What is required: In the listing that follows, how many lines contain the string "площади"? Provide only the number.

Raw data:
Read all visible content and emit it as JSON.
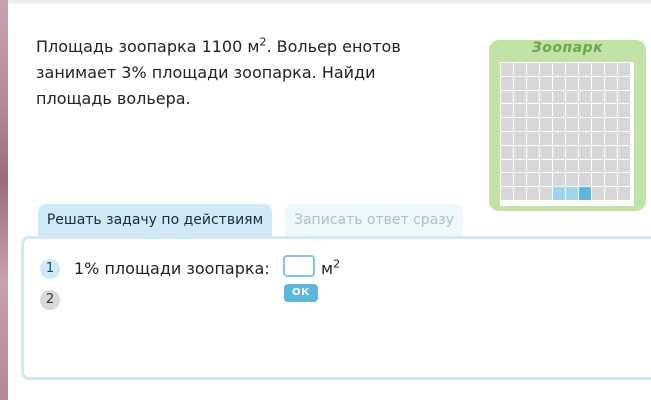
{
  "problem": {
    "line1_pre": "Площадь зоопарка 1100 м",
    "line1_sup": "2",
    "line1_post": ". Вольер енотов",
    "line2": "занимает 3% площади зоопарка. Найди",
    "line3": "площадь вольера."
  },
  "zoo": {
    "title": "Зоопарк",
    "grid": {
      "rows": 10,
      "cols": 10,
      "highlighted_cells": 3
    },
    "colors": {
      "card": "#c2e3a8",
      "cell": "#d7d7d9",
      "highlight": "#9fd6ee",
      "highlight_dark": "#5eb7e0"
    }
  },
  "tabs": {
    "active_label": "Решать задачу по действиям",
    "inactive_label": "Записать ответ сразу"
  },
  "steps": {
    "step1_number": "1",
    "step2_number": "2",
    "step1_label": "1% площади зоопарка:",
    "answer_value": "",
    "unit": "м",
    "unit_sup": "2",
    "ok_label": "ОК"
  },
  "colors": {
    "accent": "#5db6de",
    "tab_active": "#cfeaf6",
    "tab_inactive": "#eef7fb"
  }
}
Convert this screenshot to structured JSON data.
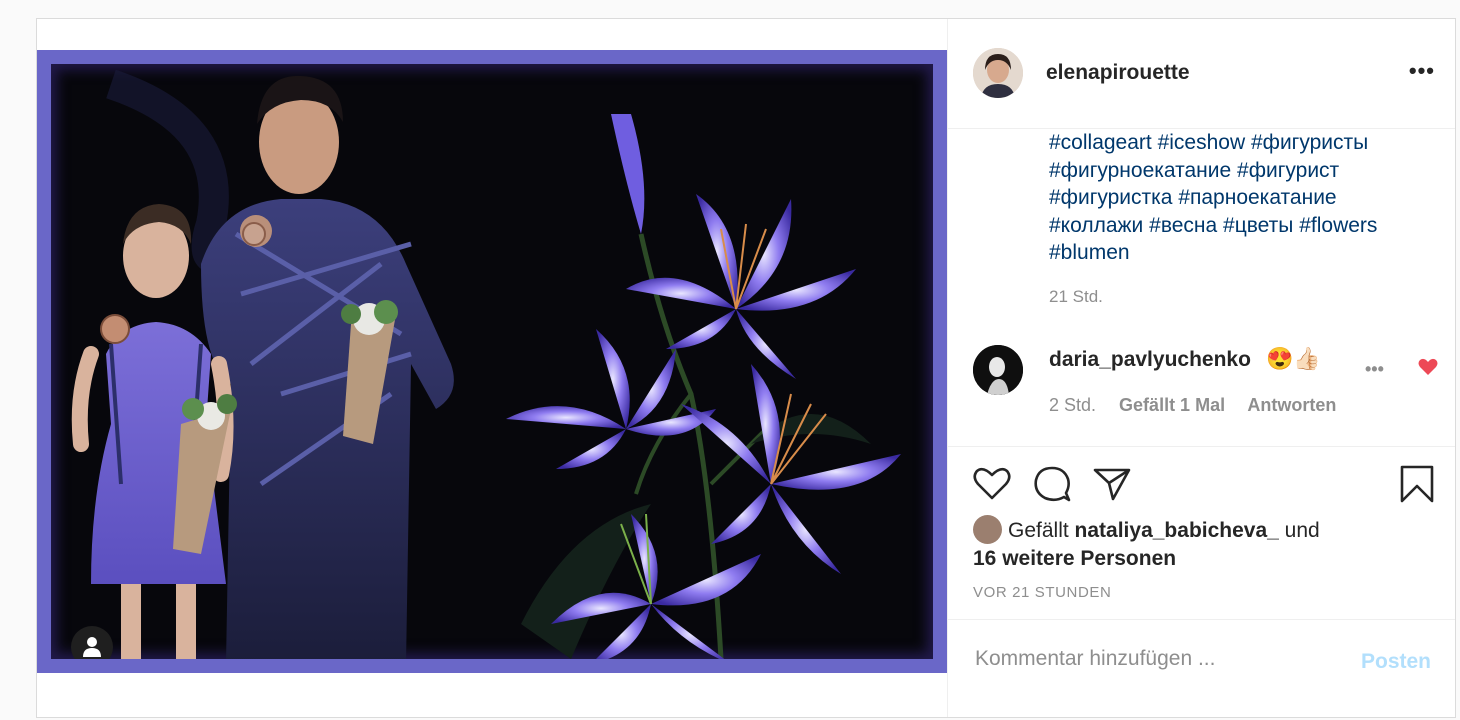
{
  "post": {
    "owner": {
      "username": "elenapirouette"
    },
    "more_label": "•••",
    "caption": {
      "hashtags": [
        "#collageart",
        "#iceshow",
        "#фигуристы",
        "#фигурноекатание",
        "#фигурист",
        "#фигуристка",
        "#парноекатание",
        "#коллажи",
        "#весна",
        "#цветы",
        "#flowers",
        "#blumen"
      ],
      "time": "21 Std."
    },
    "comment": {
      "username": "daria_pavlyuchenko",
      "emoji": "😍👍🏻",
      "time": "2 Std.",
      "likes_label": "Gefällt 1 Mal",
      "reply_label": "Antworten",
      "more_label": "•••"
    },
    "likes": {
      "prefix": "Gefällt",
      "user": "nataliya_babicheva_",
      "conjunction": "und",
      "others": "16 weitere Personen"
    },
    "timestamp": "VOR 21 STUNDEN",
    "add_comment": {
      "placeholder": "Kommentar hinzufügen ...",
      "post_label": "Posten"
    }
  },
  "colors": {
    "hashtag": "#00376b",
    "muted": "#8e8e8e",
    "heart": "#ed4956",
    "post_button_disabled": "#b2dffc",
    "frame": "#6a67c8"
  },
  "icons": [
    "user-tag-icon",
    "heart-icon",
    "comment-icon",
    "share-icon",
    "bookmark-icon",
    "more-icon"
  ]
}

Finished task: 2